# WHAT IS ASKED
Output the lines that follow exactly as they are.

# Records from a data source
########

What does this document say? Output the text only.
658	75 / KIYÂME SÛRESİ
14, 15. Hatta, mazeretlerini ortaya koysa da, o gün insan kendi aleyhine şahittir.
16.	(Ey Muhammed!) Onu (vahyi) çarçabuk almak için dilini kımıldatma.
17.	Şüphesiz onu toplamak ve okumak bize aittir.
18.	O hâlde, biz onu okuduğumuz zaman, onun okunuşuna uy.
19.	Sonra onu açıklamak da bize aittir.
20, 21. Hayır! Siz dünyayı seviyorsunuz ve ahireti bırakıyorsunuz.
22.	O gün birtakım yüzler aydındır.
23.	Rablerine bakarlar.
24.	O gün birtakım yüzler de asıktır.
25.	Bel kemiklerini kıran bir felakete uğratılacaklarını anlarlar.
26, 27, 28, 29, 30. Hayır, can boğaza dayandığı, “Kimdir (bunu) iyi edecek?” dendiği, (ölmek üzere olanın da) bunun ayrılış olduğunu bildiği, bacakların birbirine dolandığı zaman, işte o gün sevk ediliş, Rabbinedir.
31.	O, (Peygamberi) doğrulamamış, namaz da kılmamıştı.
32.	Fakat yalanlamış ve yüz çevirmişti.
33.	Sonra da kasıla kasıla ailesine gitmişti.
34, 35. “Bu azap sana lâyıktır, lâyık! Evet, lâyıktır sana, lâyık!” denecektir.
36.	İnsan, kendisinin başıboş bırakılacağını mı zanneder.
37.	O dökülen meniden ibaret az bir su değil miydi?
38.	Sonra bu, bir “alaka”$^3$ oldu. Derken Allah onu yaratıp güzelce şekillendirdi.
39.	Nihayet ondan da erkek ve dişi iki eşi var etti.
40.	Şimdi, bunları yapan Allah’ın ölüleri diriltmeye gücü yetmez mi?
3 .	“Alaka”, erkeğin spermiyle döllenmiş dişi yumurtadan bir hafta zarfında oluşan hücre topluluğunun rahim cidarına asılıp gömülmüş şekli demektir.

########

# ANSWER FOR THIS EXERCISE
What does this document say? Output the text only.
658	75 / KIYÂME SÛRESİ
14, 15. Hatta, mazeretlerini ortaya koysa da, o gün insan kendi aleyhine şahittir.
16.	(Ey Muhammed!) Onu (vahyi) çarçabuk almak için dilini kımıldatma.
17.	Şüphesiz onu toplamak ve okumak bize aittir.
18.	O hâlde, biz onu okuduğumuz zaman, onun okunuşuna uy.
19.	Sonra onu açıklamak da bize aittir.
20, 21. Hayır! Siz dünyayı seviyorsunuz ve ahireti bırakıyorsunuz.
22.	O gün birtakım yüzler aydındır.
23.	Rablerine bakarlar.
24.	O gün birtakım yüzler de asıktır.
25.	Bel kemiklerini kıran bir felakete uğratılacaklarını anlarlar.
26, 27, 28, 29, 30. Hayır, can boğaza dayandığı, “Kimdir (bunu) iyi edecek?” dendiği, (ölmek üzere olanın da) bunun ayrılış olduğunu bildiği, bacakların birbirine dolandığı zaman, işte o gün sevk ediliş, Rabbinedir.
31.	O, (Peygamberi) doğrulamamış, namaz da kılmamıştı.
32.	Fakat yalanlamış ve yüz çevirmişti.
33.	Sonra da kasıla kasıla ailesine gitmişti.
34, 35. “Bu azap sana lâyıktır, lâyık! Evet, lâyıktır sana, lâyık!” denecektir.
36.	İnsan, kendisinin başıboş bırakılacağını mı zanneder.
37.	O dökülen meniden ibaret az bir su değil miydi?
38.	Sonra bu, bir “alaka”$^3$ oldu. Derken Allah onu yaratıp güzelce şekillendirdi.
39.	Nihayet ondan da erkek ve dişi iki eşi var etti.
40.	Şimdi, bunları yapan Allah’ın ölüleri diriltmeye gücü yetmez mi?
3 .	“Alaka”, erkeğin spermiyle döllenmiş dişi yumurtadan bir hafta zarfında oluşan hücre topluluğunun rahim cidarına asılıp gömülmüş şekli demektir.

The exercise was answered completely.